Extract each line of the records below that contains the word "this".

##########

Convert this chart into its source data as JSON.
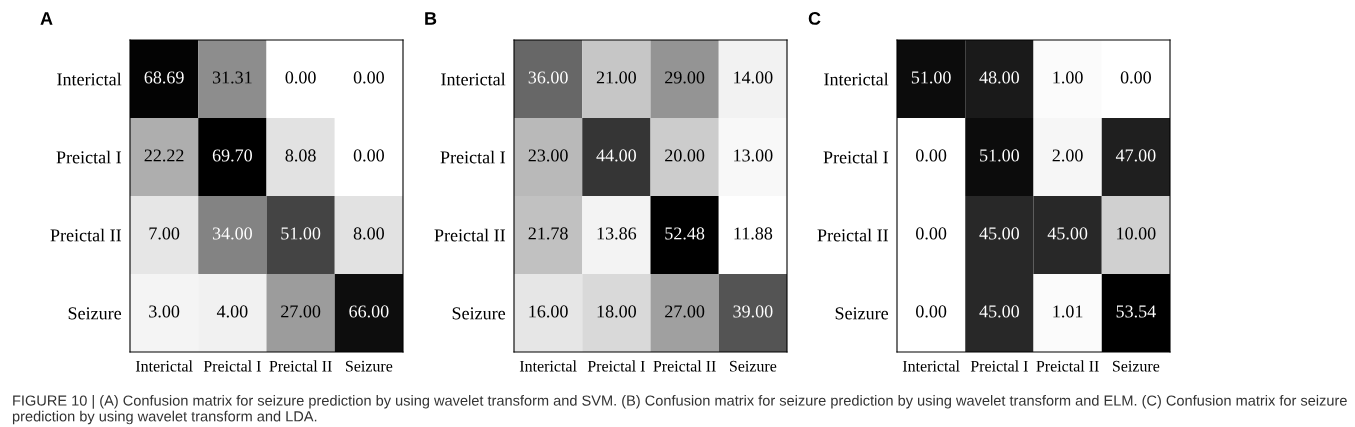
{
  "chart_data": [
    {
      "type": "heatmap",
      "title": "A",
      "categories": [
        "Interictal",
        "Preictal I",
        "Preictal II",
        "Seizure"
      ],
      "y_categories": [
        "Interictal",
        "Preictal I",
        "Preictal II",
        "Seizure"
      ],
      "cells": [
        [
          68.69,
          31.31,
          0.0,
          0.0
        ],
        [
          22.22,
          69.7,
          8.08,
          0.0
        ],
        [
          7.0,
          34.0,
          51.0,
          8.0
        ],
        [
          3.0,
          4.0,
          27.0,
          66.0
        ]
      ],
      "cell_labels": [
        [
          "68.69",
          "31.31",
          "0.00",
          "0.00"
        ],
        [
          "22.22",
          "69.70",
          "8.08",
          "0.00"
        ],
        [
          "7.00",
          "34.00",
          "51.00",
          "8.00"
        ],
        [
          "3.00",
          "4.00",
          "27.00",
          "66.00"
        ]
      ],
      "annotations": [
        "FIGURE 10 | (A) Confusion matrix for seizure prediction by using wavelet transform and SVM. (B) Confusion matrix for seizure prediction by using wavelet transform and ELM. (C) Confusion matrix for seizure prediction by using wavelet transform and LDA."
      ]
    },
    {
      "type": "heatmap",
      "title": "B",
      "categories": [
        "Interictal",
        "Preictal I",
        "Preictal II",
        "Seizure"
      ],
      "y_categories": [
        "Interictal",
        "Preictal I",
        "Preictal II",
        "Seizure"
      ],
      "cells": [
        [
          36.0,
          21.0,
          29.0,
          14.0
        ],
        [
          23.0,
          44.0,
          20.0,
          13.0
        ],
        [
          21.78,
          13.86,
          52.48,
          11.88
        ],
        [
          16.0,
          18.0,
          27.0,
          39.0
        ]
      ],
      "cell_labels": [
        [
          "36.00",
          "21.00",
          "29.00",
          "14.00"
        ],
        [
          "23.00",
          "44.00",
          "20.00",
          "13.00"
        ],
        [
          "21.78",
          "13.86",
          "52.48",
          "11.88"
        ],
        [
          "16.00",
          "18.00",
          "27.00",
          "39.00"
        ]
      ]
    },
    {
      "type": "heatmap",
      "title": "C",
      "categories": [
        "Interictal",
        "Preictal I",
        "Preictal II",
        "Seizure"
      ],
      "y_categories": [
        "Interictal",
        "Preictal I",
        "Preictal II",
        "Seizure"
      ],
      "cells": [
        [
          51.0,
          48.0,
          1.0,
          0.0
        ],
        [
          0.0,
          51.0,
          2.0,
          47.0
        ],
        [
          0.0,
          45.0,
          45.0,
          10.0
        ],
        [
          0.0,
          45.0,
          1.01,
          53.54
        ]
      ],
      "cell_labels": [
        [
          "51.00",
          "48.00",
          "1.00",
          "0.00"
        ],
        [
          "0.00",
          "51.00",
          "2.00",
          "47.00"
        ],
        [
          "0.00",
          "45.00",
          "45.00",
          "10.00"
        ],
        [
          "0.00",
          "45.00",
          "1.01",
          "53.54"
        ]
      ]
    }
  ]
}
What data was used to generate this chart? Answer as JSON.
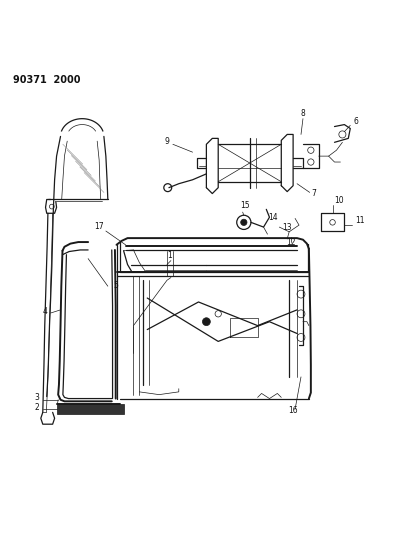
{
  "title": "90371  2000",
  "bg_color": "#ffffff",
  "line_color": "#1a1a1a",
  "label_color": "#111111"
}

##########

Solution to the problem:
Convert this chart into its source data as JSON.
What data was used to generate this chart? Answer as JSON.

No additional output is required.